(Records from a data source)
------

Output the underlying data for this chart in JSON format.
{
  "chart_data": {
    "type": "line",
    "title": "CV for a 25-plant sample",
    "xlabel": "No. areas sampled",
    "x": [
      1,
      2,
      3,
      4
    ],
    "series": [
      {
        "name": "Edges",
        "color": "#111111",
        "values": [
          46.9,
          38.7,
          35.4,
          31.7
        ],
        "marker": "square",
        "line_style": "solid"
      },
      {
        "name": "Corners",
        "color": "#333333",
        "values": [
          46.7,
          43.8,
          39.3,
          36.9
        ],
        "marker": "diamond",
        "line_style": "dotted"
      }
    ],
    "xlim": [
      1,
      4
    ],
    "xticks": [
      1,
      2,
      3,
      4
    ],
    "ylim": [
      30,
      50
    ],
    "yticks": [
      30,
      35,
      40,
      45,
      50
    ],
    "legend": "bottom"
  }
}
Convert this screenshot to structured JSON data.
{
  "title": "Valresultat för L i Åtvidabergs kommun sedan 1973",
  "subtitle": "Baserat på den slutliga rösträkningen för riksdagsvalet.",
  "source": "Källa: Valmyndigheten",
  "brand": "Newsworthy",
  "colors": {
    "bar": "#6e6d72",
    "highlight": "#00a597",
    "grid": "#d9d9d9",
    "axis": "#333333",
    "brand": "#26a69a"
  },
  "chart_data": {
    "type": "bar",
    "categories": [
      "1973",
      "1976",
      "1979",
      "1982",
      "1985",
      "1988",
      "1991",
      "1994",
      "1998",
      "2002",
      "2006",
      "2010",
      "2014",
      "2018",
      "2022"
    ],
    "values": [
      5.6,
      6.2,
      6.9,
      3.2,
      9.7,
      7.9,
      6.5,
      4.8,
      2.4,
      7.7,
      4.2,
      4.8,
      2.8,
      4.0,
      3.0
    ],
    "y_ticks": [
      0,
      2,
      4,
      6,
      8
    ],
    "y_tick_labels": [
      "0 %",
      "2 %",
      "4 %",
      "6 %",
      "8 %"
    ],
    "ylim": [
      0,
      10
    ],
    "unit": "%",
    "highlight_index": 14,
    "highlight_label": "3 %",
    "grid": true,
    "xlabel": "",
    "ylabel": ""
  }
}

------

▶ SET TASK
Copy out each line of the data containing the string "JSON".

▶ TASK OUTPUT
Output the underlying data for this chart in JSON format.
Convert this screenshot to structured JSON data.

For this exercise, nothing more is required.